# [Document]
A few days later, joined by Jamie and another friend, I rode the final few miles to the end of Asia. On a small island to the South of Sentosa Island (itself a small island South of the main Singapore island) we found a sign marking the “Southern Most Point of Continental Asia” and the end of the second leg of my journey. Almost exactly a year after leaving the familiar village of Bowerchalke in South-West England, I had achieved the second of my “Four Corners”. We pulled some cold beers out of a bag and sat facing the water. My odometer read 13,470 miles and the entire expanse of Asia lay behind me, to the North. We finished our drinks and turned to face that expanse. My jubilation was quietly drowned. I was quietly daunted.

# [Job 1]
Condense the paragraph of the cycling journey account that opens with "A few days later" into a short bulleted list that keeps its main facts.

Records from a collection
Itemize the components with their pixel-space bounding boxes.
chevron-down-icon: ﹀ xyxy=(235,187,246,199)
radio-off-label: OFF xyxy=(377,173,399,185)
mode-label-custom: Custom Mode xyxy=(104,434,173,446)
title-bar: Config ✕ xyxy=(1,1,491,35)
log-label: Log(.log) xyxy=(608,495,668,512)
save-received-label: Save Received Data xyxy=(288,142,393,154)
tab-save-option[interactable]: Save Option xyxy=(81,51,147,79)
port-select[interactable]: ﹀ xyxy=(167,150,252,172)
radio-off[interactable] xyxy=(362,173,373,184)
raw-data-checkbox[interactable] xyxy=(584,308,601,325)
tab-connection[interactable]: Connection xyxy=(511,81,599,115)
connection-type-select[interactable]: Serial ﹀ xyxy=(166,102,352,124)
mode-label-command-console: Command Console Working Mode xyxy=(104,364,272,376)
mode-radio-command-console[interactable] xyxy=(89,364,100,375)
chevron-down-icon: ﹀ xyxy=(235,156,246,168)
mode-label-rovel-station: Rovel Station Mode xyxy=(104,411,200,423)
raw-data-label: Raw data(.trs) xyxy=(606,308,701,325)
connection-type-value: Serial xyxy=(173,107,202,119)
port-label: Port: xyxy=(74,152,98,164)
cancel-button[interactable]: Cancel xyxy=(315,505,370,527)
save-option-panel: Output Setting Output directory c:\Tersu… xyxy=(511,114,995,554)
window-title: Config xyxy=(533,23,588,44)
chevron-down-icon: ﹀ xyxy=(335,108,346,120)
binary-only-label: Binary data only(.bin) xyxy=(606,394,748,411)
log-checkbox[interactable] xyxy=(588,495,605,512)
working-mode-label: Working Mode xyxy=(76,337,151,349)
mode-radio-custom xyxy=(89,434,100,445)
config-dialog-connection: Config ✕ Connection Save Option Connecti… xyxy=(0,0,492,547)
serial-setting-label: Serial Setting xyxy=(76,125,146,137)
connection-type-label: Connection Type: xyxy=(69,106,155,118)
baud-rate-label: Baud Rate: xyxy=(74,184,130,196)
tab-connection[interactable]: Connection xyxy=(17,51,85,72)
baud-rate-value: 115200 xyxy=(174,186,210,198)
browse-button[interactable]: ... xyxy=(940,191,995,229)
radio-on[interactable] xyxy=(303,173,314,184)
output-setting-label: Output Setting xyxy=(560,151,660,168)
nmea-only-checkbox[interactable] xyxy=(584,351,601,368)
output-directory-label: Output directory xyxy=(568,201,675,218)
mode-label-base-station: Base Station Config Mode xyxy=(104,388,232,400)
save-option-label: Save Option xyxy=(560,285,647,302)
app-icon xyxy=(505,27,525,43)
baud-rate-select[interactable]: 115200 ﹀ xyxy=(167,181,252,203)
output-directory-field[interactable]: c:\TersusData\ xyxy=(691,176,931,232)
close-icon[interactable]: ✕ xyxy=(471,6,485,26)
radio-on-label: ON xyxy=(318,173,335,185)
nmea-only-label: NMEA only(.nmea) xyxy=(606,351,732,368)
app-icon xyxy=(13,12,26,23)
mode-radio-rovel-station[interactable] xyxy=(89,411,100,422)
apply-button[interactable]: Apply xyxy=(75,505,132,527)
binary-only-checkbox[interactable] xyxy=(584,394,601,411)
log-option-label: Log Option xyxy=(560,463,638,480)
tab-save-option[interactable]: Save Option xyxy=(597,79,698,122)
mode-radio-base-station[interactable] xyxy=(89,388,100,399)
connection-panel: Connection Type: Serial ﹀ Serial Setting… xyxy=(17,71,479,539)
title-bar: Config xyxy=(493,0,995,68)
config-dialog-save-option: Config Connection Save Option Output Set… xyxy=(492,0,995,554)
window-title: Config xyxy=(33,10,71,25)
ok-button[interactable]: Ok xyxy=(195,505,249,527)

# [Job 2]
Reproduce the lines of the records from the start of the records through the line containing "connection-type-select[interactable]: Serial ﹀", with both ends included.

# [Response 1]
- A few days later, the narrator rode the last few miles to the end of Asia with Jamie and another friend.
- On a small island south of Sentosa Island, they found a sign marking the "Southern Most Point of Continental Asia." This was the end of the journey's second leg.
- The arrival came almost exactly a year after leaving Bowerchalke in South-West England and completed the second of the "Four Corners."
- The group drank cold beers facing the water. The odometer read 13,470 miles.
- Turning to face the whole of Asia to the north, the narrator felt the jubilation give way to being quietly daunted.

# [Response 2]
Itemize the components with their pixel-space bounding boxes.
chevron-down-icon: ﹀ xyxy=(235,187,246,199)
radio-off-label: OFF xyxy=(377,173,399,185)
mode-label-custom: Custom Mode xyxy=(104,434,173,446)
title-bar: Config ✕ xyxy=(1,1,491,35)
log-label: Log(.log) xyxy=(608,495,668,512)
save-received-label: Save Received Data xyxy=(288,142,393,154)
tab-save-option[interactable]: Save Option xyxy=(81,51,147,79)
port-select[interactable]: ﹀ xyxy=(167,150,252,172)
radio-off[interactable] xyxy=(362,173,373,184)
raw-data-checkbox[interactable] xyxy=(584,308,601,325)
tab-connection[interactable]: Connection xyxy=(511,81,599,115)
connection-type-select[interactable]: Serial ﹀ xyxy=(166,102,352,124)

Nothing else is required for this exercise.